* Given problem
Print the records again, character for character.

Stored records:
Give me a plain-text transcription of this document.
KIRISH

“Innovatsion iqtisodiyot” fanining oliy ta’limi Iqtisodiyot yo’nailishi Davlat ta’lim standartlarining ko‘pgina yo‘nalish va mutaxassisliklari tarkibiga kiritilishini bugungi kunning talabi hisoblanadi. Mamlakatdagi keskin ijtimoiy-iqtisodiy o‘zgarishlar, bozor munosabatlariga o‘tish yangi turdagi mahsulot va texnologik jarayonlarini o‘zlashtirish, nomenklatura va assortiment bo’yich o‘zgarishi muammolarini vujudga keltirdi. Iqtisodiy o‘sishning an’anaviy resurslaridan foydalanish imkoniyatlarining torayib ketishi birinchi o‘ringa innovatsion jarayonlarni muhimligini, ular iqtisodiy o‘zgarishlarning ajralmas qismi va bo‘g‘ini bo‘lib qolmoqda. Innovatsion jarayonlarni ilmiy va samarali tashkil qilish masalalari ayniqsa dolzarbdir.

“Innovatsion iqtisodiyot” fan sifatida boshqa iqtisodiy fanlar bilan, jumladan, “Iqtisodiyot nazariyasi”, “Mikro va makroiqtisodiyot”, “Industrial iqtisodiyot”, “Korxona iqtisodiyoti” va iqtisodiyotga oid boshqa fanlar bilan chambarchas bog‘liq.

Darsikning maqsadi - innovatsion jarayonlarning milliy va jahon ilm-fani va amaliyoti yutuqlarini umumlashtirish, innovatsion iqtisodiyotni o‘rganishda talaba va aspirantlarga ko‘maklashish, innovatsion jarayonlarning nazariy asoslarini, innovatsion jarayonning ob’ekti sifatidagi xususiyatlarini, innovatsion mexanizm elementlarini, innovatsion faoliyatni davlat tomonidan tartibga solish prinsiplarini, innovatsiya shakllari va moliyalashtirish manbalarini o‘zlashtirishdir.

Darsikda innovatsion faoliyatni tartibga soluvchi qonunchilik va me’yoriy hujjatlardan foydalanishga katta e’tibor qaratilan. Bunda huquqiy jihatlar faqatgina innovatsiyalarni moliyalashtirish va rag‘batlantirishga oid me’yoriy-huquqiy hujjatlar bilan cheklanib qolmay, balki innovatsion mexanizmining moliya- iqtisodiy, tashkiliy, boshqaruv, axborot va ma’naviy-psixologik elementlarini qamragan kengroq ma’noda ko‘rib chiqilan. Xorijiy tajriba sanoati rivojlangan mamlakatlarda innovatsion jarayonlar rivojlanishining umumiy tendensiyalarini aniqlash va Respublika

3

* Solution for this exercise
Give me a plain-text transcription of this document.
KIRISH

“Innovatsion iqtisodiyot” fanining oliy ta’limi Iqtisodiyot yo’nailishi Davlat ta’lim standartlarining ko‘pgina yo‘nalish va mutaxassisliklari tarkibiga kiritilishini bugungi kunning talabi hisoblanadi. Mamlakatdagi keskin ijtimoiy-iqtisodiy o‘zgarishlar, bozor munosabatlariga o‘tish yangi turdagi mahsulot va texnologik jarayonlarini o‘zlashtirish, nomenklatura va assortiment bo’yich o‘zgarishi muammolarini vujudga keltirdi. Iqtisodiy o‘sishning an’anaviy resurslaridan foydalanish imkoniyatlarining torayib ketishi birinchi o‘ringa innovatsion jarayonlarni muhimligini, ular iqtisodiy o‘zgarishlarning ajralmas qismi va bo‘g‘ini bo‘lib qolmoqda. Innovatsion jarayonlarni ilmiy va samarali tashkil qilish masalalari ayniqsa dolzarbdir.

“Innovatsion iqtisodiyot” fan sifatida boshqa iqtisodiy fanlar bilan, jumladan, “Iqtisodiyot nazariyasi”, “Mikro va makroiqtisodiyot”, “Industrial iqtisodiyot”, “Korxona iqtisodiyoti” va iqtisodiyotga oid boshqa fanlar bilan chambarchas bog‘liq.

Darsikning maqsadi - innovatsion jarayonlarning milliy va jahon ilm-fani va amaliyoti yutuqlarini umumlashtirish, innovatsion iqtisodiyotni o‘rganishda talaba va aspirantlarga ko‘maklashish, innovatsion jarayonlarning nazariy asoslarini, innovatsion jarayonning ob’ekti sifatidagi xususiyatlarini, innovatsion mexanizm elementlarini, innovatsion faoliyatni davlat tomonidan tartibga solish prinsiplarini, innovatsiya shakllari va moliyalashtirish manbalarini o‘zlashtirishdir.

Darsikda innovatsion faoliyatni tartibga soluvchi qonunchilik va me’yoriy hujjatlardan foydalanishga katta e’tibor qaratilan. Bunda huquqiy jihatlar faqatgina innovatsiyalarni moliyalashtirish va rag‘batlantirishga oid me’yoriy-huquqiy hujjatlar bilan cheklanib qolmay, balki innovatsion mexanizmining moliya- iqtisodiy, tashkiliy, boshqaruv, axborot va ma’naviy-psixologik elementlarini qamragan kengroq ma’noda ko‘rib chiqilan. Xorijiy tajriba sanoati rivojlangan mamlakatlarda innovatsion jarayonlar rivojlanishining umumiy tendensiyalarini aniqlash va Respublika

3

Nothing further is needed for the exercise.